* EXERCISE: Would you transcribe all of the data exactly, down to the last character?

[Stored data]
****************************************

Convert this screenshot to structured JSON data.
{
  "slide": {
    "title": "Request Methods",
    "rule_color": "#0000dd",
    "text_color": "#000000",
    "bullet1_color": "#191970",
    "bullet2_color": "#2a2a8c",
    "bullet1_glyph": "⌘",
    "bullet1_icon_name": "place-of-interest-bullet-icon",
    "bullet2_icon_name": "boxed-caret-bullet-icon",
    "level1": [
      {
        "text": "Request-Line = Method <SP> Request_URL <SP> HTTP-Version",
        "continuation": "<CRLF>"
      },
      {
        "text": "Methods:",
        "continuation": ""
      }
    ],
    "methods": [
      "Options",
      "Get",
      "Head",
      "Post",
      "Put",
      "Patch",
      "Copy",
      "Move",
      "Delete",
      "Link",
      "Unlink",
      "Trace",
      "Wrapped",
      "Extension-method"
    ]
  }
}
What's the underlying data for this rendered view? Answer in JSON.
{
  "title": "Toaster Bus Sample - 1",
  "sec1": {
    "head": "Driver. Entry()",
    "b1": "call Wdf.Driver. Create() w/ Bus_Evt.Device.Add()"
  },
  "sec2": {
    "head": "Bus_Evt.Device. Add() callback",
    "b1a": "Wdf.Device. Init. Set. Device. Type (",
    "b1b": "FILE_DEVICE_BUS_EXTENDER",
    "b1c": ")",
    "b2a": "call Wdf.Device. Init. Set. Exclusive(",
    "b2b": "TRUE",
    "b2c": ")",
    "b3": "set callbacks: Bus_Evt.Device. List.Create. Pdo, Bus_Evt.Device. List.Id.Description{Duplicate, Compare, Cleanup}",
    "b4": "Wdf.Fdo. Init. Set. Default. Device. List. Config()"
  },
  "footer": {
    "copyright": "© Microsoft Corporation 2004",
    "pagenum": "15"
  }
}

****************************************

* ANSWER FOR THE TASK:
Convert this screenshot to structured JSON data.
{
  "slide": {
    "title": "Request Methods",
    "rule_color": "#0000dd",
    "text_color": "#000000",
    "bullet1_color": "#191970",
    "bullet2_color": "#2a2a8c",
    "bullet1_glyph": "⌘",
    "bullet1_icon_name": "place-of-interest-bullet-icon",
    "bullet2_icon_name": "boxed-caret-bullet-icon",
    "level1": [
      {
        "text": "Request-Line = Method <SP> Request_URL <SP> HTTP-Version",
        "continuation": "<CRLF>"
      },
      {
        "text": "Methods:",
        "continuation": ""
      }
    ],
    "methods": [
      "Options",
      "Get",
      "Head",
      "Post",
      "Put",
      "Patch",
      "Copy",
      "Move",
      "Delete",
      "Link",
      "Unlink",
      "Trace",
      "Wrapped",
      "Extension-method"
    ]
  }
}
What's the underlying data for this rendered view? Answer in JSON.
{
  "title": "Toaster Bus Sample - 1",
  "sec1": {
    "head": "Driver. Entry()",
    "b1": "call Wdf.Driver. Create() w/ Bus_Evt.Device.Add()"
  },
  "sec2": {
    "head": "Bus_Evt.Device. Add() callback",
    "b1a": "Wdf.Device. Init. Set. Device. Type (",
    "b1b": "FILE_DEVICE_BUS_EXTENDER",
    "b1c": ")",
    "b2a": "call Wdf.Device. Init. Set. Exclusive(",
    "b2b": "TRUE",
    "b2c": ")",
    "b3": "set callbacks: Bus_Evt.Device. List.Create. Pdo, Bus_Evt.Device. List.Id.Description{Duplicate, Compare, Cleanup}",
    "b4": "Wdf.Fdo. Init. Set. Default. Device. List. Config()"
  },
  "footer": {
    "copyright": "© Microsoft Corporation 2004",
    "pagenum": "15"
  }
}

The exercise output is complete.